**OBJECTIVE**
Please reproduce every line of the records below word for word, with nothing added, dropped, or altered.

------ RECORDS SUPPLIED ------

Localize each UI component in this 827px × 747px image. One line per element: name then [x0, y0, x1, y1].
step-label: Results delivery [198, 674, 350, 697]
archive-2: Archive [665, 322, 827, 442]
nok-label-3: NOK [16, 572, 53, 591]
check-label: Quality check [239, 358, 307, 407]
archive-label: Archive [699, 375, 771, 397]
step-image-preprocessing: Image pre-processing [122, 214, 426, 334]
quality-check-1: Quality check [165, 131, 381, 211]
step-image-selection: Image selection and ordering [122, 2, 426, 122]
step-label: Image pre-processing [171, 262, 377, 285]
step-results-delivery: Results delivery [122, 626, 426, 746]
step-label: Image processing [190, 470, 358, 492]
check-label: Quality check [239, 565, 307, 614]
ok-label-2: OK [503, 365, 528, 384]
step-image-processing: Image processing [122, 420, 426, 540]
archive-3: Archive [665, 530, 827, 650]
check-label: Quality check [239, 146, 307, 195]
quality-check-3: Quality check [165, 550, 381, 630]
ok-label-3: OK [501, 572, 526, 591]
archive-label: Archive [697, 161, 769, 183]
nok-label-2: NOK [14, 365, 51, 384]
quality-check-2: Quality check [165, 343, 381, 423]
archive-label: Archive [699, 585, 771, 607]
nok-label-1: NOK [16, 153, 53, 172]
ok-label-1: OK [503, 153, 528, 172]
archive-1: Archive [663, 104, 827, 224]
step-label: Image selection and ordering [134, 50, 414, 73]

------

**RESPONSE BELOW**
Localize each UI component in this 827px × 747px image. One line per element: name then [x0, y0, x1, y1].
step-label: Results delivery [198, 674, 350, 697]
archive-2: Archive [665, 322, 827, 442]
nok-label-3: NOK [16, 572, 53, 591]
check-label: Quality check [239, 358, 307, 407]
archive-label: Archive [699, 375, 771, 397]
step-image-preprocessing: Image pre-processing [122, 214, 426, 334]
quality-check-1: Quality check [165, 131, 381, 211]
step-image-selection: Image selection and ordering [122, 2, 426, 122]
step-label: Image pre-processing [171, 262, 377, 285]
step-results-delivery: Results delivery [122, 626, 426, 746]
step-label: Image processing [190, 470, 358, 492]
check-label: Quality check [239, 565, 307, 614]
ok-label-2: OK [503, 365, 528, 384]
step-image-processing: Image processing [122, 420, 426, 540]
archive-3: Archive [665, 530, 827, 650]
check-label: Quality check [239, 146, 307, 195]
quality-check-3: Quality check [165, 550, 381, 630]
ok-label-3: OK [501, 572, 526, 591]
archive-label: Archive [697, 161, 769, 183]
nok-label-2: NOK [14, 365, 51, 384]
quality-check-2: Quality check [165, 343, 381, 423]
archive-label: Archive [699, 585, 771, 607]
nok-label-1: NOK [16, 153, 53, 172]
ok-label-1: OK [503, 153, 528, 172]
archive-1: Archive [663, 104, 827, 224]
step-label: Image selection and ordering [134, 50, 414, 73]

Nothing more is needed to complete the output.